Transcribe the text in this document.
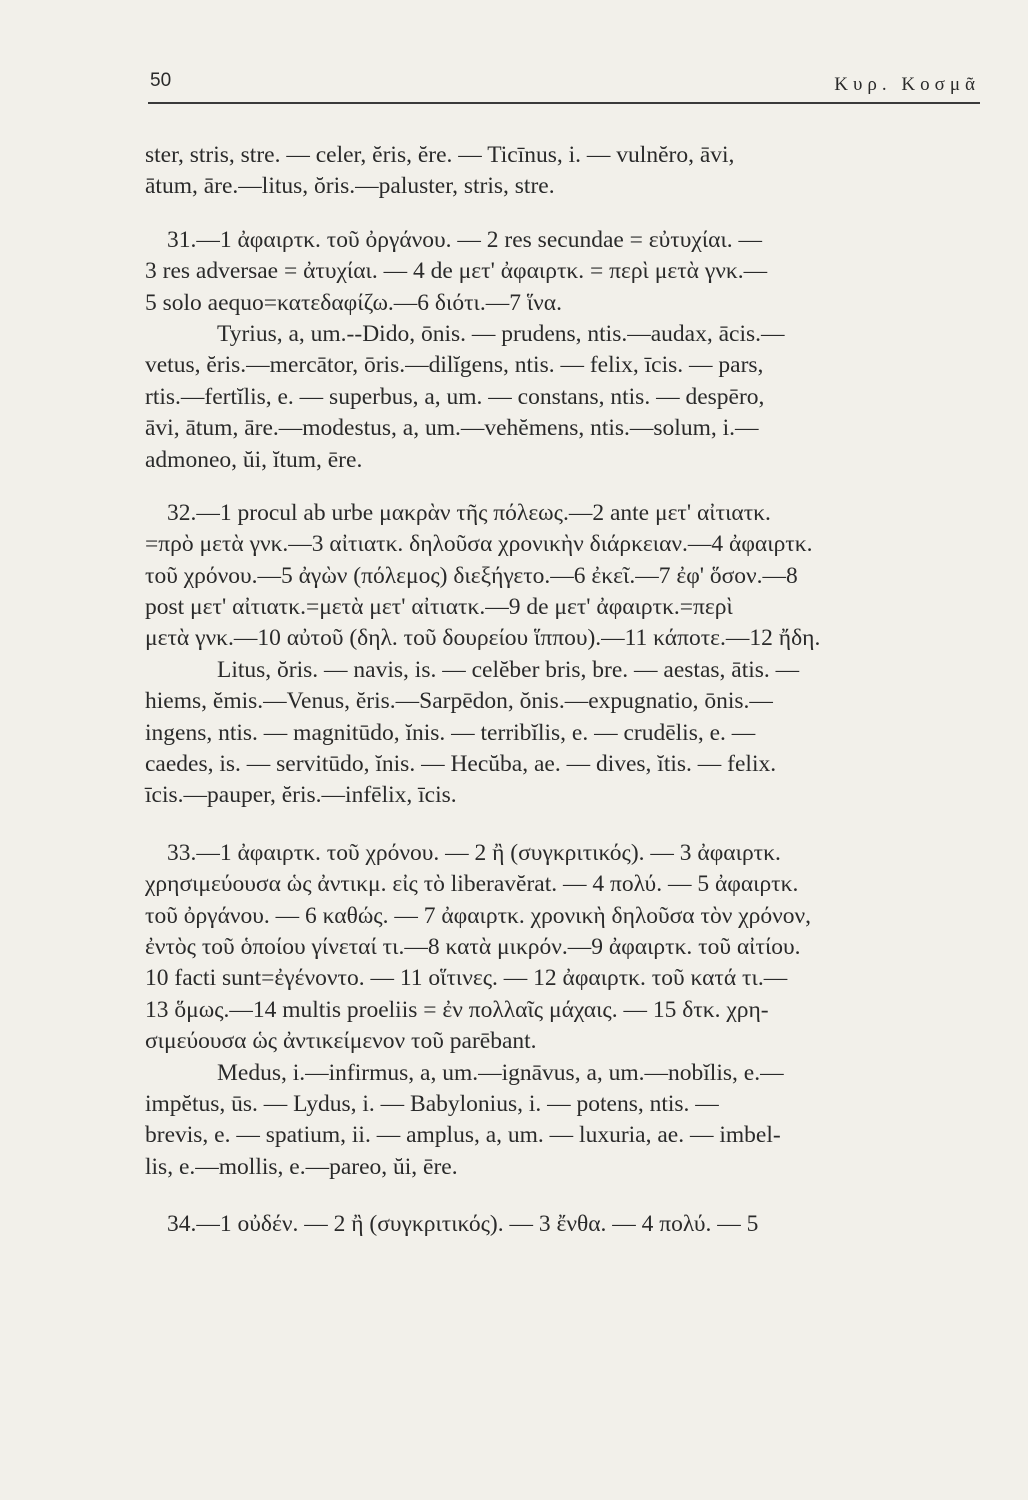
50	Κυρ. Κοσμᾶ
ster, stris, stre. — celer, ĕris, ĕre. — Ticīnus, i. — vulnĕro, āvi,
ātum, āre.—litus, ŏris.—paluster, stris, stre.
31.—1 ἀφαιρτκ. τοῦ ὀργάνου. — 2 res secundae = εὐτυχίαι. —
3 res adversae = ἀτυχίαι. — 4 de μετ' ἀφαιρτκ. = περὶ μετὰ γνκ.—
5 solo aequo=κατεδαφίζω.—6 διότι.—7 ἵνα.
Tyrius, a, um.--Dido, ōnis. — prudens, ntis.—audax, ācis.—
vetus, ĕris.—mercātor, ōris.—dilĭgens, ntis. — felix, īcis. — pars,
rtis.—fertĭlis, e. — superbus, a, um. — constans, ntis. — despēro,
āvi, ātum, āre.—modestus, a, um.—vehĕmens, ntis.—solum, i.—
admoneo, ŭi, ĭtum, ēre.
32.—1 procul ab urbe μακρὰν τῆς πόλεως.—2 ante μετ' αἰτιατκ.
=πρὸ μετὰ γνκ.—3 αἰτιατκ. δηλοῦσα χρονικὴν διάρκειαν.—4 ἀφαιρτκ.
τοῦ χρόνου.—5 ἀγὼν (πόλεμος) διεξήγετο.—6 ἐκεῖ.—7 ἐφ' ὅσον.—8
post μετ' αἰτιατκ.=μετὰ μετ' αἰτιατκ.—9 de μετ' ἀφαιρτκ.=περὶ
μετὰ γνκ.—10 αὐτοῦ (δηλ. τοῦ δουρείου ἵππου).—11 κάποτε.—12 ἤδη.
Litus, ŏris. — navis, is. — celĕber bris, bre. — aestas, ātis. —
hiems, ĕmis.—Venus, ĕris.—Sarpēdon, ŏnis.—expugnatio, ōnis.—
ingens, ntis. — magnitūdo, ĭnis. — terribĭlis, e. — crudēlis, e. —
caedes, is. — servitūdo, ĭnis. — Hecŭba, ae. — dives, ĭtis. — felix.
īcis.—pauper, ĕris.—infēlix, īcis.
33.—1 ἀφαιρτκ. τοῦ χρόνου. — 2 ἢ (συγκριτικός). — 3 ἀφαιρτκ.
χρησιμεύουσα ὡς ἀντικμ. εἰς τὸ liberavĕrat. — 4 πολύ. — 5 ἀφαιρτκ.
τοῦ ὀργάνου. — 6 καθώς. — 7 ἀφαιρτκ. χρονικὴ δηλοῦσα τὸν χρόνον,
ἐντὸς τοῦ ὁποίου γίνεταί τι.—8 κατὰ μικρόν.—9 ἀφαιρτκ. τοῦ αἰτίου.
10 facti sunt=ἐγένοντο. — 11 οἵτινες. — 12 ἀφαιρτκ. τοῦ κατά τι.—
13 ὅμως.—14 multis proeliis = ἐν πολλαῖς μάχαις. — 15 δτκ. χρη-
σιμεύουσα ὡς ἀντικείμενον τοῦ parēbant.
Medus, i.—infirmus, a, um.—ignāvus, a, um.—nobĭlis, e.—
impĕtus, ūs. — Lydus, i. — Babylonius, i. — potens, ntis. —
brevis, e. — spatium, ii. — amplus, a, um. — luxuria, ae. — imbel-
lis, e.—mollis, e.—pareo, ŭi, ēre.
34.—1 οὐδέν. — 2 ἢ (συγκριτικός). — 3 ἔνθα. — 4 πολύ. — 5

○ ○ ○ ○ ○ ○ ○

• [STATED PROBLEM] Quote every record above exactly, leaving out the pictures.

• [TASK SOLUTION]
Transcribe the text in this document.
50	Κυρ. Κοσμᾶ
ster, stris, stre. — celer, ĕris, ĕre. — Ticīnus, i. — vulnĕro, āvi,
ātum, āre.—litus, ŏris.—paluster, stris, stre.
31.—1 ἀφαιρτκ. τοῦ ὀργάνου. — 2 res secundae = εὐτυχίαι. —
3 res adversae = ἀτυχίαι. — 4 de μετ' ἀφαιρτκ. = περὶ μετὰ γνκ.—
5 solo aequo=κατεδαφίζω.—6 διότι.—7 ἵνα.
Tyrius, a, um.--Dido, ōnis. — prudens, ntis.—audax, ācis.—
vetus, ĕris.—mercātor, ōris.—dilĭgens, ntis. — felix, īcis. — pars,
rtis.—fertĭlis, e. — superbus, a, um. — constans, ntis. — despēro,
āvi, ātum, āre.—modestus, a, um.—vehĕmens, ntis.—solum, i.—
admoneo, ŭi, ĭtum, ēre.
32.—1 procul ab urbe μακρὰν τῆς πόλεως.—2 ante μετ' αἰτιατκ.
=πρὸ μετὰ γνκ.—3 αἰτιατκ. δηλοῦσα χρονικὴν διάρκειαν.—4 ἀφαιρτκ.
τοῦ χρόνου.—5 ἀγὼν (πόλεμος) διεξήγετο.—6 ἐκεῖ.—7 ἐφ' ὅσον.—8
post μετ' αἰτιατκ.=μετὰ μετ' αἰτιατκ.—9 de μετ' ἀφαιρτκ.=περὶ
μετὰ γνκ.—10 αὐτοῦ (δηλ. τοῦ δουρείου ἵππου).—11 κάποτε.—12 ἤδη.
Litus, ŏris. — navis, is. — celĕber bris, bre. — aestas, ātis. —
hiems, ĕmis.—Venus, ĕris.—Sarpēdon, ŏnis.—expugnatio, ōnis.—
ingens, ntis. — magnitūdo, ĭnis. — terribĭlis, e. — crudēlis, e. —
caedes, is. — servitūdo, ĭnis. — Hecŭba, ae. — dives, ĭtis. — felix.
īcis.—pauper, ĕris.—infēlix, īcis.
33.—1 ἀφαιρτκ. τοῦ χρόνου. — 2 ἢ (συγκριτικός). — 3 ἀφαιρτκ.
χρησιμεύουσα ὡς ἀντικμ. εἰς τὸ liberavĕrat. — 4 πολύ. — 5 ἀφαιρτκ.
τοῦ ὀργάνου. — 6 καθώς. — 7 ἀφαιρτκ. χρονικὴ δηλοῦσα τὸν χρόνον,
ἐντὸς τοῦ ὁποίου γίνεταί τι.—8 κατὰ μικρόν.—9 ἀφαιρτκ. τοῦ αἰτίου.
10 facti sunt=ἐγένοντο. — 11 οἵτινες. — 12 ἀφαιρτκ. τοῦ κατά τι.—
13 ὅμως.—14 multis proeliis = ἐν πολλαῖς μάχαις. — 15 δτκ. χρη-
σιμεύουσα ὡς ἀντικείμενον τοῦ parēbant.
Medus, i.—infirmus, a, um.—ignāvus, a, um.—nobĭlis, e.—
impĕtus, ūs. — Lydus, i. — Babylonius, i. — potens, ntis. —
brevis, e. — spatium, ii. — amplus, a, um. — luxuria, ae. — imbel-
lis, e.—mollis, e.—pareo, ŭi, ēre.
34.—1 οὐδέν. — 2 ἢ (συγκριτικός). — 3 ἔνθα. — 4 πολύ. — 5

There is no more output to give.